======== Data extract

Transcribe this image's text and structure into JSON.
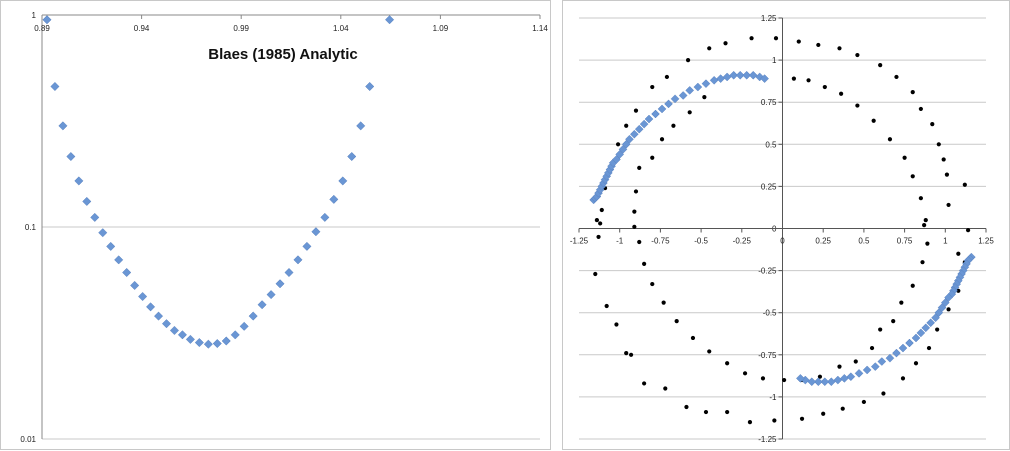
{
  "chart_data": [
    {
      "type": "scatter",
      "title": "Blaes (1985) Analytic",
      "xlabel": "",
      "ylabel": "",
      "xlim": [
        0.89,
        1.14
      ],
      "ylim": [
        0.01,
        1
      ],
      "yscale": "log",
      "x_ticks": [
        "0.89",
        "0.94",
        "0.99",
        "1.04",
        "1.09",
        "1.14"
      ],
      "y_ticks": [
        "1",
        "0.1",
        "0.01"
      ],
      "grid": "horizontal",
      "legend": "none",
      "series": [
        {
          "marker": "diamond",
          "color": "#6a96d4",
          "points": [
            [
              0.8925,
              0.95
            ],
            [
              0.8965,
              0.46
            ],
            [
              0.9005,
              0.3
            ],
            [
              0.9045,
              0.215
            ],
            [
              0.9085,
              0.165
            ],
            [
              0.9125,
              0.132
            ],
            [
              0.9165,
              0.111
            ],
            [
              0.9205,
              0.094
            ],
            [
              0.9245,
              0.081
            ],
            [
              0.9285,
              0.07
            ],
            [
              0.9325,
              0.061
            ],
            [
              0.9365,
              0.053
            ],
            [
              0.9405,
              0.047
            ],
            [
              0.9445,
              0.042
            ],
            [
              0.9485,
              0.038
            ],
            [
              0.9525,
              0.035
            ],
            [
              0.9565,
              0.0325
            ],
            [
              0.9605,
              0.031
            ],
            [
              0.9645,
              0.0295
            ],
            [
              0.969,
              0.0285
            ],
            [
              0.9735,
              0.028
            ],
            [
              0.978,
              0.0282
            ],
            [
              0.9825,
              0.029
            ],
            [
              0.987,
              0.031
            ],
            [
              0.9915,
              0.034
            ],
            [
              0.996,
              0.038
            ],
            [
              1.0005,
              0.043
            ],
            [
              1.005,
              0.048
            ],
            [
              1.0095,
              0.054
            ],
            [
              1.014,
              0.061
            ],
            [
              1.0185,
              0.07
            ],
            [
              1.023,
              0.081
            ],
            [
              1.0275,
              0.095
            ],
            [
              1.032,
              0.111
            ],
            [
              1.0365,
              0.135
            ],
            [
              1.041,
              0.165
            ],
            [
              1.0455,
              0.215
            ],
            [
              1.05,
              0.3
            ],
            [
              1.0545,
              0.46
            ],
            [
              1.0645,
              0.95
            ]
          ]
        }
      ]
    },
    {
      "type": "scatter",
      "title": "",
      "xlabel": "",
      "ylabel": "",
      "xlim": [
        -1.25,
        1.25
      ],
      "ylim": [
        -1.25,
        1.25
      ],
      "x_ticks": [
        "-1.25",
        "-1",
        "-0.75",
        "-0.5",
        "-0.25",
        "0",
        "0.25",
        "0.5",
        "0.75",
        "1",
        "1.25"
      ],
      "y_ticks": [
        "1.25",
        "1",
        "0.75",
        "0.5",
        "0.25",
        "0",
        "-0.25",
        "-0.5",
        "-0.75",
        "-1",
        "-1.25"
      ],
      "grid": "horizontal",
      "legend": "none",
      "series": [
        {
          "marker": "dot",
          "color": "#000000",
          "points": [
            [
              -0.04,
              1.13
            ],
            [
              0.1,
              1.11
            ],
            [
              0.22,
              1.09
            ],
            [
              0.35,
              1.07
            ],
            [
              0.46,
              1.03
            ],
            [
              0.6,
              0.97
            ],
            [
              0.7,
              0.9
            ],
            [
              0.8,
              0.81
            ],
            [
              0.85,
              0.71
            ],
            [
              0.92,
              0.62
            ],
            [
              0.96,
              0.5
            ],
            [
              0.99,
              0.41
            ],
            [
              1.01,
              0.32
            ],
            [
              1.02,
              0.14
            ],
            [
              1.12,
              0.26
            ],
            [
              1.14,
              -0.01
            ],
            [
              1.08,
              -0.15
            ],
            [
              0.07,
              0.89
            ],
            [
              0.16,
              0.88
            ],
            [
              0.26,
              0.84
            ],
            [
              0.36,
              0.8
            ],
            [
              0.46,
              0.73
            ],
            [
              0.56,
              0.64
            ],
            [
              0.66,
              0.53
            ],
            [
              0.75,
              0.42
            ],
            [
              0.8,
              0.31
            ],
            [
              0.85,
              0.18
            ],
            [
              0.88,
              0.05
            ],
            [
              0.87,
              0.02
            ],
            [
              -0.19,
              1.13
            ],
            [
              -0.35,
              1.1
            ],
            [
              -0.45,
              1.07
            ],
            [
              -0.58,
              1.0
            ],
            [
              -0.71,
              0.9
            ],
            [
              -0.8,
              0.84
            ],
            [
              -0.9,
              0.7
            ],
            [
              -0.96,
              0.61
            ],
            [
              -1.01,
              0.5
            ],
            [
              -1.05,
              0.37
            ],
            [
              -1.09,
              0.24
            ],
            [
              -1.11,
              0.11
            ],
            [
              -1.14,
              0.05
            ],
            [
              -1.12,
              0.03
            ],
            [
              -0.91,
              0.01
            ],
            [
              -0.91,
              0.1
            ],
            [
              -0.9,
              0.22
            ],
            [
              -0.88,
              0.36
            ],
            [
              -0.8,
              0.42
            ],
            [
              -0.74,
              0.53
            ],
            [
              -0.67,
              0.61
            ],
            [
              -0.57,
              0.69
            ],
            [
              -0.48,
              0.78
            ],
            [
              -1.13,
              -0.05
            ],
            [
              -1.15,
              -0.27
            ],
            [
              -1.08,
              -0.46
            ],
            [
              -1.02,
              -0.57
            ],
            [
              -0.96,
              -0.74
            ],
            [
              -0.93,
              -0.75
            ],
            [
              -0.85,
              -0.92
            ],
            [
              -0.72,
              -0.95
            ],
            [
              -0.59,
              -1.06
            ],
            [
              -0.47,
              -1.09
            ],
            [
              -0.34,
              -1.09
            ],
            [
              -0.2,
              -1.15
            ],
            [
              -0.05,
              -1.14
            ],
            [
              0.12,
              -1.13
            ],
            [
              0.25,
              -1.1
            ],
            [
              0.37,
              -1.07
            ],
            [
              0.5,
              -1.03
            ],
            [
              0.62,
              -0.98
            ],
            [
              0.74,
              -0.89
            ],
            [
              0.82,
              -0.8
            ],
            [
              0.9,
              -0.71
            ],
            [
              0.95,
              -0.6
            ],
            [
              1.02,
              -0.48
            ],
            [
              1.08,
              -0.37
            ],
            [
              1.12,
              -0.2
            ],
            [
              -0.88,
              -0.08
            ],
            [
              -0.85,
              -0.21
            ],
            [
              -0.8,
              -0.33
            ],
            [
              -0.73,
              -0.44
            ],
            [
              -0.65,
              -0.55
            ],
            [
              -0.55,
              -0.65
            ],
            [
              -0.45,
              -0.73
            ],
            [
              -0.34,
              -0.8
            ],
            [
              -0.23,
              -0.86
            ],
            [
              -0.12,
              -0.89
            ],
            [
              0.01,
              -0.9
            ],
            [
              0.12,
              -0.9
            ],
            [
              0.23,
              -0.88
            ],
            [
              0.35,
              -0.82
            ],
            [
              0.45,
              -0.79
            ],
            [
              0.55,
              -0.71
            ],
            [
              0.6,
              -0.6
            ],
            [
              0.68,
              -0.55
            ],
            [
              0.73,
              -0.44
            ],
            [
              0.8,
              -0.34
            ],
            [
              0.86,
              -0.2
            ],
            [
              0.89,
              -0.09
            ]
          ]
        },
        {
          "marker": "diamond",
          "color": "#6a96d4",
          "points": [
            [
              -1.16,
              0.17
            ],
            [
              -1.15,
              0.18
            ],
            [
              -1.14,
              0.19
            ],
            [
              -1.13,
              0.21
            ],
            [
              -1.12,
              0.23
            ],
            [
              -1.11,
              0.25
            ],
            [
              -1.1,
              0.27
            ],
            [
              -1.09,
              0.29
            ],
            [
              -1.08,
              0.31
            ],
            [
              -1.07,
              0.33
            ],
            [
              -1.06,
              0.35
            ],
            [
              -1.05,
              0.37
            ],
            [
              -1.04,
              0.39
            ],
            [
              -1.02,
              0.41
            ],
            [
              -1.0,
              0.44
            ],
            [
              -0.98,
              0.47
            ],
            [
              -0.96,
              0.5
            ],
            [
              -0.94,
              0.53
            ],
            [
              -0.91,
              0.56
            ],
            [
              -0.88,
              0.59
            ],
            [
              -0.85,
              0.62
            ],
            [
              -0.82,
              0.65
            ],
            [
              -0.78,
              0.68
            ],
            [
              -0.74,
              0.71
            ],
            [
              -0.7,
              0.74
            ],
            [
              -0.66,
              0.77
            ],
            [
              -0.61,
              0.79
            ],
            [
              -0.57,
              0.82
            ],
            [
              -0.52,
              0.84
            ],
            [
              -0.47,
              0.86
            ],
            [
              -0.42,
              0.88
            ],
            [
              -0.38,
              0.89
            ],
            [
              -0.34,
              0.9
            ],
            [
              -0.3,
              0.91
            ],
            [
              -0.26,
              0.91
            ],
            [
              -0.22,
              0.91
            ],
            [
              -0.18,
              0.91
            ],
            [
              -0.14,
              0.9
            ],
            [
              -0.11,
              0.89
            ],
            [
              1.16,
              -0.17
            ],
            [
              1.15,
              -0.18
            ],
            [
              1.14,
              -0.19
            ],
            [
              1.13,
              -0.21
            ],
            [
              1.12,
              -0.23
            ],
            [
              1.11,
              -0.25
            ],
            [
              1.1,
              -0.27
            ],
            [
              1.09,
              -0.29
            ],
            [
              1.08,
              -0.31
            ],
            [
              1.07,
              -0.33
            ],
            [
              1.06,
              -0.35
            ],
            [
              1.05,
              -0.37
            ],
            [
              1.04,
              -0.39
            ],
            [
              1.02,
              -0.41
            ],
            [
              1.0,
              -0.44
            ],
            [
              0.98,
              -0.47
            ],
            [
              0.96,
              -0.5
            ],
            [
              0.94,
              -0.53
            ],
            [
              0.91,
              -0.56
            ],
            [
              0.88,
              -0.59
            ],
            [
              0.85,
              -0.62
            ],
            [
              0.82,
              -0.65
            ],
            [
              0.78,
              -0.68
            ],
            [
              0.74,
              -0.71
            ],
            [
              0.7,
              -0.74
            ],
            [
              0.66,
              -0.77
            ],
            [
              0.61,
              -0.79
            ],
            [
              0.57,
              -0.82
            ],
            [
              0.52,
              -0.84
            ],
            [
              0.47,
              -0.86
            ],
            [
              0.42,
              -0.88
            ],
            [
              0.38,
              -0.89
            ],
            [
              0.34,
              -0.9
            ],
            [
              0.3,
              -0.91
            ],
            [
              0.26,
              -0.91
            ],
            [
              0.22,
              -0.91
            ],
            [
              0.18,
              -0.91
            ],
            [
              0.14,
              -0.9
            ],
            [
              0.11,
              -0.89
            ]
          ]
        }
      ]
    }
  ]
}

================
======== Data extract

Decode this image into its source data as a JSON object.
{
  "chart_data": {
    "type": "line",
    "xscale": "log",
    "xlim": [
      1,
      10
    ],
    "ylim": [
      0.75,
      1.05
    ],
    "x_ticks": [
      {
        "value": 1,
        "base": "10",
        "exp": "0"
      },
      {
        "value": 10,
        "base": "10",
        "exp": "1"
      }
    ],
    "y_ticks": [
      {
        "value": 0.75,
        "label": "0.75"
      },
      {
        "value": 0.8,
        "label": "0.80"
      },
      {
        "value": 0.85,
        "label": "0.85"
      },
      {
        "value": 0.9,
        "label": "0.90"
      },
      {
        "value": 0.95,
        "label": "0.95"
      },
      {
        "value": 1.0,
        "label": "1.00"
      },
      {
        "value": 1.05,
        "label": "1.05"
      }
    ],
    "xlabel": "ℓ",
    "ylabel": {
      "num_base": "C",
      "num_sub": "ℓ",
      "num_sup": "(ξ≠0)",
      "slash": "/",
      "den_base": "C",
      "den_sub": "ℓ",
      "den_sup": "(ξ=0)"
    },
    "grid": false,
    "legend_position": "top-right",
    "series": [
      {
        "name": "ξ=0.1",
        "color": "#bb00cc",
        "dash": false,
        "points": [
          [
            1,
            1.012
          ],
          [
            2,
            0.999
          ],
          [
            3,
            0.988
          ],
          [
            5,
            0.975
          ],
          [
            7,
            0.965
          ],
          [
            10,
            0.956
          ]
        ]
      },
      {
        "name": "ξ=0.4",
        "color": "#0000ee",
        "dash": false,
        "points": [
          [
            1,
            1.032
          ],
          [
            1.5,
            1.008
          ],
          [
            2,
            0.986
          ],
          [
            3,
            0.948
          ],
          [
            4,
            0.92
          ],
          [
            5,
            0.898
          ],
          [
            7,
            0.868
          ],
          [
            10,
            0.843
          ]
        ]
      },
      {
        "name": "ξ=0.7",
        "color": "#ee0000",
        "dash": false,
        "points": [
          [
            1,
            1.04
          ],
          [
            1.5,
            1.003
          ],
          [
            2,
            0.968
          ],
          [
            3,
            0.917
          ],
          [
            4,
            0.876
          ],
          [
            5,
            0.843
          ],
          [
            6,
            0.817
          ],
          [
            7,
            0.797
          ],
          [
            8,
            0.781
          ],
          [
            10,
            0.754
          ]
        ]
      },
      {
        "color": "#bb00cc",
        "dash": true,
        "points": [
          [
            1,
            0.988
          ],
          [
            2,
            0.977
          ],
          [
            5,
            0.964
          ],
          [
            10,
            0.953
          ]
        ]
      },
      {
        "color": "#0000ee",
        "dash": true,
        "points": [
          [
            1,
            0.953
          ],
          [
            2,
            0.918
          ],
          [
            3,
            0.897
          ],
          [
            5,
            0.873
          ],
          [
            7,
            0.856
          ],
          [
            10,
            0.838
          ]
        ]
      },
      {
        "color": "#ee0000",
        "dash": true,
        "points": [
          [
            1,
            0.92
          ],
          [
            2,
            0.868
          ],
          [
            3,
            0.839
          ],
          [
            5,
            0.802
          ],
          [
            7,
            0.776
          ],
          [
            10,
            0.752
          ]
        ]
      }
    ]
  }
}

================

Task objective.
Respond with the number of lines containing "image" and no additional words.

Task output.
2